## Your goal
Give an exact copy of every line, leaving images out.

[start Data supplied]

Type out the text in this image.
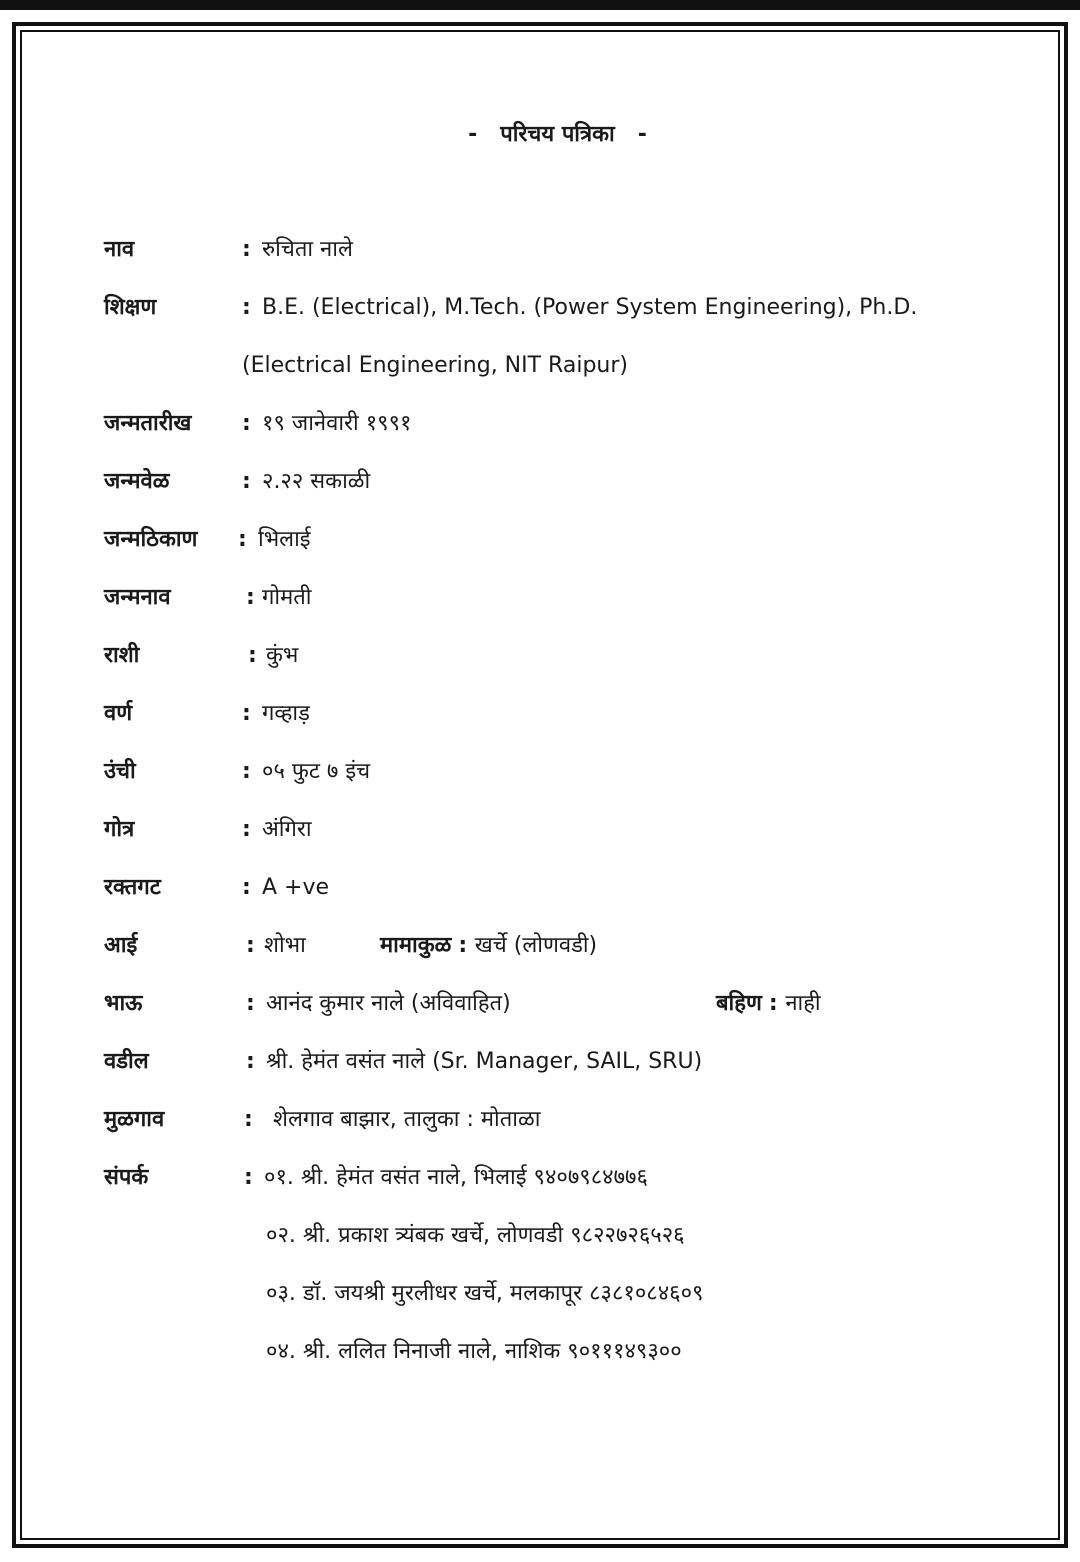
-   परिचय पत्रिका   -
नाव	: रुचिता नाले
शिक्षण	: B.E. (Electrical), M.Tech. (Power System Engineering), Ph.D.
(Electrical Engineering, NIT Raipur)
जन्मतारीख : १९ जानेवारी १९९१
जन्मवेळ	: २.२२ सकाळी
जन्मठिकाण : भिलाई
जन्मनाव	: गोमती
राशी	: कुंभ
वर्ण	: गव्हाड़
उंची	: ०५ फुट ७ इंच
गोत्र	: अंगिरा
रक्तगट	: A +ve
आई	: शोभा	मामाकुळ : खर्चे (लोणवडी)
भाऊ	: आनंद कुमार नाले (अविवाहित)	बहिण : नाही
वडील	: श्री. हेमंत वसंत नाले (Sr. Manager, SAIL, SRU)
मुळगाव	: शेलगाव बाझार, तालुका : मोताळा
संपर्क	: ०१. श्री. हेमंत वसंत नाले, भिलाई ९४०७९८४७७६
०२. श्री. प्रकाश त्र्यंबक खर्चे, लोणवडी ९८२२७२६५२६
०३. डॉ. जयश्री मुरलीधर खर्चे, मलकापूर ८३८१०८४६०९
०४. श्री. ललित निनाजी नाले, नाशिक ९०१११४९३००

[end Data supplied]

## Response to this exercise
Type out the text in this image.
-   परिचय पत्रिका   -
नाव	: रुचिता नाले
शिक्षण	: B.E. (Electrical), M.Tech. (Power System Engineering), Ph.D.
(Electrical Engineering, NIT Raipur)
जन्मतारीख : १९ जानेवारी १९९१
जन्मवेळ	: २.२२ सकाळी
जन्मठिकाण : भिलाई
जन्मनाव	: गोमती
राशी	: कुंभ
वर्ण	: गव्हाड़
उंची	: ०५ फुट ७ इंच
गोत्र	: अंगिरा
रक्तगट	: A +ve
आई	: शोभा	मामाकुळ : खर्चे (लोणवडी)
भाऊ	: आनंद कुमार नाले (अविवाहित)	बहिण : नाही
वडील	: श्री. हेमंत वसंत नाले (Sr. Manager, SAIL, SRU)
मुळगाव	: शेलगाव बाझार, तालुका : मोताळा
संपर्क	: ०१. श्री. हेमंत वसंत नाले, भिलाई ९४०७९८४७७६
०२. श्री. प्रकाश त्र्यंबक खर्चे, लोणवडी ९८२२७२६५२६
०३. डॉ. जयश्री मुरलीधर खर्चे, मलकापूर ८३८१०८४६०९
०४. श्री. ललित निनाजी नाले, नाशिक ९०१११४९३००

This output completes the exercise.